### WHAT YOU HAVE TO DO
Each record below is to be copied word for word, with pictures removed.

===

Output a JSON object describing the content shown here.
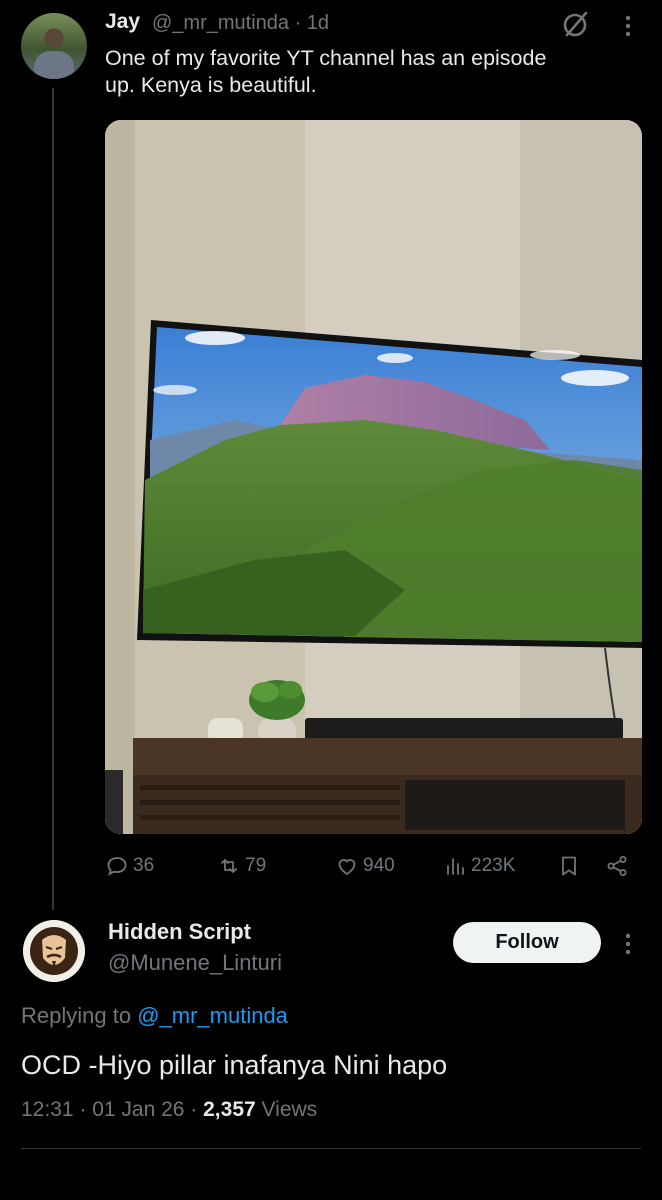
{
  "tweet": {
    "author_name": "Jay",
    "handle_time": "@_mr_mutinda · 1d",
    "text": "One of my favorite YT channel has an episode\nup.  Kenya is beautiful.",
    "icons": {
      "grok": "grok-slash-icon",
      "more": "more-vertical-icon"
    },
    "stats": {
      "replies": "36",
      "reposts": "79",
      "likes": "940",
      "views": "223K"
    }
  },
  "reply": {
    "author_name": "Hidden Script",
    "handle": "@Munene_Linturi",
    "follow_label": "Follow",
    "replying_prefix": "Replying to ",
    "replying_mention": "@_mr_mutinda",
    "text": "OCD -Hiyo pillar inafanya Nini hapo",
    "time_date": "12:31 · 01 Jan 26 · ",
    "views_count": "2,357",
    "views_label": " Views"
  },
  "colors": {
    "background": "#000000",
    "text": "#e7e9ea",
    "muted": "#71767b",
    "accent": "#1d9bf0"
  }
}
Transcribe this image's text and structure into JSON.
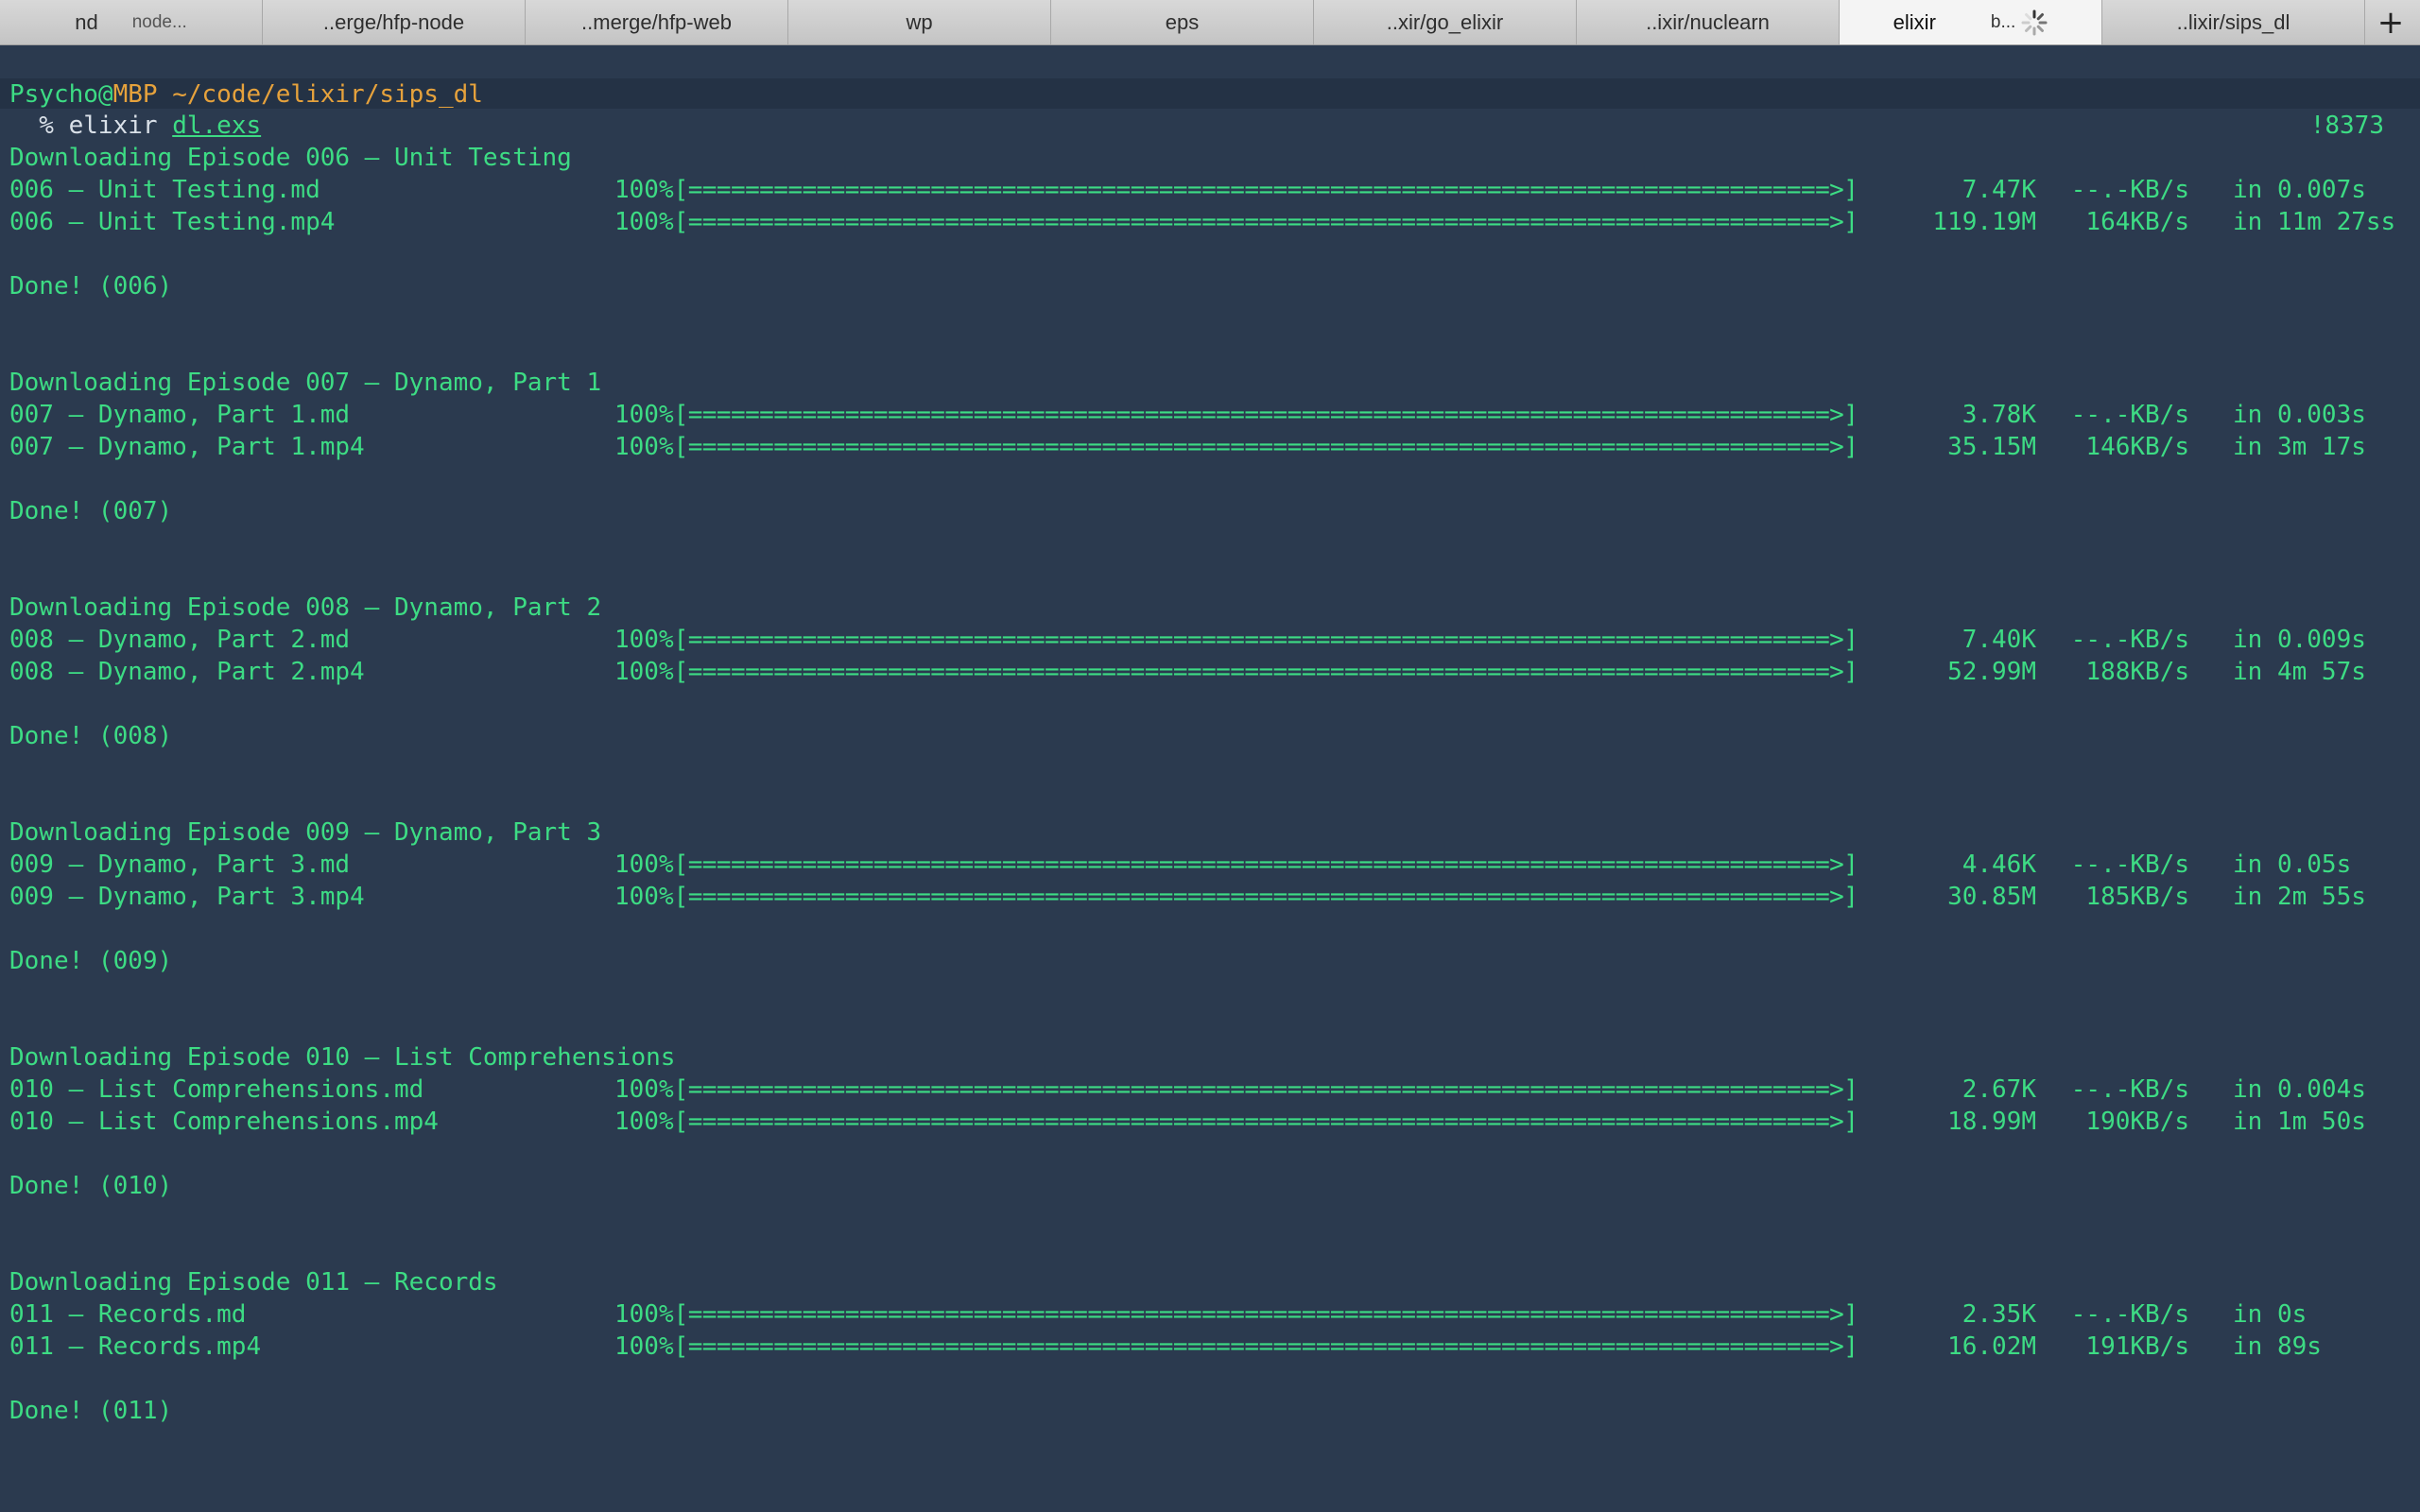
{
  "tabs": [
    {
      "label": "nd",
      "sub": "node...",
      "active": false
    },
    {
      "label": "..erge/hfp-node",
      "sub": "",
      "active": false
    },
    {
      "label": "..merge/hfp-web",
      "sub": "",
      "active": false
    },
    {
      "label": "wp",
      "sub": "",
      "active": false
    },
    {
      "label": "eps",
      "sub": "",
      "active": false
    },
    {
      "label": "..xir/go_elixir",
      "sub": "",
      "active": false
    },
    {
      "label": "..ixir/nuclearn",
      "sub": "",
      "active": false
    },
    {
      "label": "elixir",
      "sub": "b...",
      "active": true
    },
    {
      "label": "..lixir/sips_dl",
      "sub": "",
      "active": false
    }
  ],
  "new_tab_label": "+",
  "prompt": {
    "user": "Psycho",
    "at": "@",
    "host": "MBP",
    "path": "~/code/elixir/sips_dl",
    "symbol": "  % ",
    "command": "elixir ",
    "script": "dl.exs",
    "history": "!8373"
  },
  "episodes": [
    {
      "heading": "Downloading Episode 006 – Unit Testing",
      "files": [
        {
          "name": "006 – Unit Testing.md",
          "pct": "100%",
          "bar": "[================================================================================>]",
          "size": "7.47K",
          "rate": "--.-KB/s",
          "time": "in 0.007s"
        },
        {
          "name": "006 – Unit Testing.mp4",
          "pct": "100%",
          "bar": "[================================================================================>]",
          "size": "119.19M",
          "rate": "164KB/s",
          "time": "in 11m 27ss"
        }
      ],
      "done": "Done! (006)"
    },
    {
      "heading": "Downloading Episode 007 – Dynamo, Part 1",
      "files": [
        {
          "name": "007 – Dynamo, Part 1.md",
          "pct": "100%",
          "bar": "[================================================================================>]",
          "size": "3.78K",
          "rate": "--.-KB/s",
          "time": "in 0.003s"
        },
        {
          "name": "007 – Dynamo, Part 1.mp4",
          "pct": "100%",
          "bar": "[================================================================================>]",
          "size": "35.15M",
          "rate": "146KB/s",
          "time": "in 3m 17s"
        }
      ],
      "done": "Done! (007)"
    },
    {
      "heading": "Downloading Episode 008 – Dynamo, Part 2",
      "files": [
        {
          "name": "008 – Dynamo, Part 2.md",
          "pct": "100%",
          "bar": "[================================================================================>]",
          "size": "7.40K",
          "rate": "--.-KB/s",
          "time": "in 0.009s"
        },
        {
          "name": "008 – Dynamo, Part 2.mp4",
          "pct": "100%",
          "bar": "[================================================================================>]",
          "size": "52.99M",
          "rate": "188KB/s",
          "time": "in 4m 57s"
        }
      ],
      "done": "Done! (008)"
    },
    {
      "heading": "Downloading Episode 009 – Dynamo, Part 3",
      "files": [
        {
          "name": "009 – Dynamo, Part 3.md",
          "pct": "100%",
          "bar": "[================================================================================>]",
          "size": "4.46K",
          "rate": "--.-KB/s",
          "time": "in 0.05s"
        },
        {
          "name": "009 – Dynamo, Part 3.mp4",
          "pct": "100%",
          "bar": "[================================================================================>]",
          "size": "30.85M",
          "rate": "185KB/s",
          "time": "in 2m 55s"
        }
      ],
      "done": "Done! (009)"
    },
    {
      "heading": "Downloading Episode 010 – List Comprehensions",
      "files": [
        {
          "name": "010 – List Comprehensions.md",
          "pct": "100%",
          "bar": "[================================================================================>]",
          "size": "2.67K",
          "rate": "--.-KB/s",
          "time": "in 0.004s"
        },
        {
          "name": "010 – List Comprehensions.mp4",
          "pct": "100%",
          "bar": "[================================================================================>]",
          "size": "18.99M",
          "rate": "190KB/s",
          "time": "in 1m 50s"
        }
      ],
      "done": "Done! (010)"
    },
    {
      "heading": "Downloading Episode 011 – Records",
      "files": [
        {
          "name": "011 – Records.md",
          "pct": "100%",
          "bar": "[================================================================================>]",
          "size": "2.35K",
          "rate": "--.-KB/s",
          "time": "in 0s"
        },
        {
          "name": "011 – Records.mp4",
          "pct": "100%",
          "bar": "[================================================================================>]",
          "size": "16.02M",
          "rate": "191KB/s",
          "time": "in 89s"
        }
      ],
      "done": "Done! (011)"
    }
  ],
  "colors": {
    "background": "#2b3a4f",
    "output_text": "#3ddc84",
    "path_text": "#e6a23c",
    "tabbar": "#cfcfcf"
  }
}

===

### RESPONSE TO THE TASK
Output a JSON object describing the content shown here.
{
  "tweet": {
    "author_name": "Jay",
    "handle_time": "@_mr_mutinda · 1d",
    "text": "One of my favorite YT channel has an episode\nup.  Kenya is beautiful.",
    "icons": {
      "grok": "grok-slash-icon",
      "more": "more-vertical-icon"
    },
    "stats": {
      "replies": "36",
      "reposts": "79",
      "likes": "940",
      "views": "223K"
    }
  },
  "reply": {
    "author_name": "Hidden Script",
    "handle": "@Munene_Linturi",
    "follow_label": "Follow",
    "replying_prefix": "Replying to ",
    "replying_mention": "@_mr_mutinda",
    "text": "OCD -Hiyo pillar inafanya Nini hapo",
    "time_date": "12:31 · 01 Jan 26 · ",
    "views_count": "2,357",
    "views_label": " Views"
  },
  "colors": {
    "background": "#000000",
    "text": "#e7e9ea",
    "muted": "#71767b",
    "accent": "#1d9bf0"
  }
}
Transcribe this image's text and structure into JSON.
{
  "tabs": [
    {
      "label": "nd",
      "sub": "node...",
      "active": false
    },
    {
      "label": "..erge/hfp-node",
      "sub": "",
      "active": false
    },
    {
      "label": "..merge/hfp-web",
      "sub": "",
      "active": false
    },
    {
      "label": "wp",
      "sub": "",
      "active": false
    },
    {
      "label": "eps",
      "sub": "",
      "active": false
    },
    {
      "label": "..xir/go_elixir",
      "sub": "",
      "active": false
    },
    {
      "label": "..ixir/nuclearn",
      "sub": "",
      "active": false
    },
    {
      "label": "elixir",
      "sub": "b...",
      "active": true
    },
    {
      "label": "..lixir/sips_dl",
      "sub": "",
      "active": false
    }
  ],
  "new_tab_label": "+",
  "prompt": {
    "user": "Psycho",
    "at": "@",
    "host": "MBP",
    "path": "~/code/elixir/sips_dl",
    "symbol": "  % ",
    "command": "elixir ",
    "script": "dl.exs",
    "history": "!8373"
  },
  "episodes": [
    {
      "heading": "Downloading Episode 006 – Unit Testing",
      "files": [
        {
          "name": "006 – Unit Testing.md",
          "pct": "100%",
          "bar": "[================================================================================>]",
          "size": "7.47K",
          "rate": "--.-KB/s",
          "time": "in 0.007s"
        },
        {
          "name": "006 – Unit Testing.mp4",
          "pct": "100%",
          "bar": "[================================================================================>]",
          "size": "119.19M",
          "rate": "164KB/s",
          "time": "in 11m 27ss"
        }
      ],
      "done": "Done! (006)"
    },
    {
      "heading": "Downloading Episode 007 – Dynamo, Part 1",
      "files": [
        {
          "name": "007 – Dynamo, Part 1.md",
          "pct": "100%",
          "bar": "[================================================================================>]",
          "size": "3.78K",
          "rate": "--.-KB/s",
          "time": "in 0.003s"
        },
        {
          "name": "007 – Dynamo, Part 1.mp4",
          "pct": "100%",
          "bar": "[================================================================================>]",
          "size": "35.15M",
          "rate": "146KB/s",
          "time": "in 3m 17s"
        }
      ],
      "done": "Done! (007)"
    },
    {
      "heading": "Downloading Episode 008 – Dynamo, Part 2",
      "files": [
        {
          "name": "008 – Dynamo, Part 2.md",
          "pct": "100%",
          "bar": "[================================================================================>]",
          "size": "7.40K",
          "rate": "--.-KB/s",
          "time": "in 0.009s"
        },
        {
          "name": "008 – Dynamo, Part 2.mp4",
          "pct": "100%",
          "bar": "[================================================================================>]",
          "size": "52.99M",
          "rate": "188KB/s",
          "time": "in 4m 57s"
        }
      ],
      "done": "Done! (008)"
    },
    {
      "heading": "Downloading Episode 009 – Dynamo, Part 3",
      "files": [
        {
          "name": "009 – Dynamo, Part 3.md",
          "pct": "100%",
          "bar": "[================================================================================>]",
          "size": "4.46K",
          "rate": "--.-KB/s",
          "time": "in 0.05s"
        },
        {
          "name": "009 – Dynamo, Part 3.mp4",
          "pct": "100%",
          "bar": "[================================================================================>]",
          "size": "30.85M",
          "rate": "185KB/s",
          "time": "in 2m 55s"
        }
      ],
      "done": "Done! (009)"
    },
    {
      "heading": "Downloading Episode 010 – List Comprehensions",
      "files": [
        {
          "name": "010 – List Comprehensions.md",
          "pct": "100%",
          "bar": "[================================================================================>]",
          "size": "2.67K",
          "rate": "--.-KB/s",
          "time": "in 0.004s"
        },
        {
          "name": "010 – List Comprehensions.mp4",
          "pct": "100%",
          "bar": "[================================================================================>]",
          "size": "18.99M",
          "rate": "190KB/s",
          "time": "in 1m 50s"
        }
      ],
      "done": "Done! (010)"
    },
    {
      "heading": "Downloading Episode 011 – Records",
      "files": [
        {
          "name": "011 – Records.md",
          "pct": "100%",
          "bar": "[================================================================================>]",
          "size": "2.35K",
          "rate": "--.-KB/s",
          "time": "in 0s"
        },
        {
          "name": "011 – Records.mp4",
          "pct": "100%",
          "bar": "[================================================================================>]",
          "size": "16.02M",
          "rate": "191KB/s",
          "time": "in 89s"
        }
      ],
      "done": "Done! (011)"
    }
  ],
  "colors": {
    "background": "#2b3a4f",
    "output_text": "#3ddc84",
    "path_text": "#e6a23c",
    "tabbar": "#cfcfcf"
  }
}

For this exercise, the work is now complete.